-- start of Records for this exercise --

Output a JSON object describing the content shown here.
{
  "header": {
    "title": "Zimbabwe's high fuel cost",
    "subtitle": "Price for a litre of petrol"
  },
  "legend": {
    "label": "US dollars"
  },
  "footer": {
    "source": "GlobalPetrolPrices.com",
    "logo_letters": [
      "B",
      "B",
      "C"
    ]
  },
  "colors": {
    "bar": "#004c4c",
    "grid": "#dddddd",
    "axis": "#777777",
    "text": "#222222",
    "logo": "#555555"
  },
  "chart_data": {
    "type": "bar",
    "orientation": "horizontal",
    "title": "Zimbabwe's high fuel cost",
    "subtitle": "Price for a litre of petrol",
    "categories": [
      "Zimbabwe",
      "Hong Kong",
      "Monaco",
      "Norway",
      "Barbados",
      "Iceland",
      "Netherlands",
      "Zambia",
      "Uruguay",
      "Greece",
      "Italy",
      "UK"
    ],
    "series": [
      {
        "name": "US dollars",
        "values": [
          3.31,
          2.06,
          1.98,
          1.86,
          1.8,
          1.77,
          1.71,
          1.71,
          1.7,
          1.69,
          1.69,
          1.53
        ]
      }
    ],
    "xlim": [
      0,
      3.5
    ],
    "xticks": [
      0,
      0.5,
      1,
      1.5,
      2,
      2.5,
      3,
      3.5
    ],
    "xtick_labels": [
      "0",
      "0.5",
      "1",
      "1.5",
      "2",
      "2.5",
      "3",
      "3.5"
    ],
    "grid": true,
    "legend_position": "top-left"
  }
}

-- end of Records for this exercise --

Task to complete: Copy each line of the preceding data that contains the string "subtitle".

Task answer:
    "subtitle": "Price for a litre of petrol"
    "subtitle": "Price for a litre of petrol",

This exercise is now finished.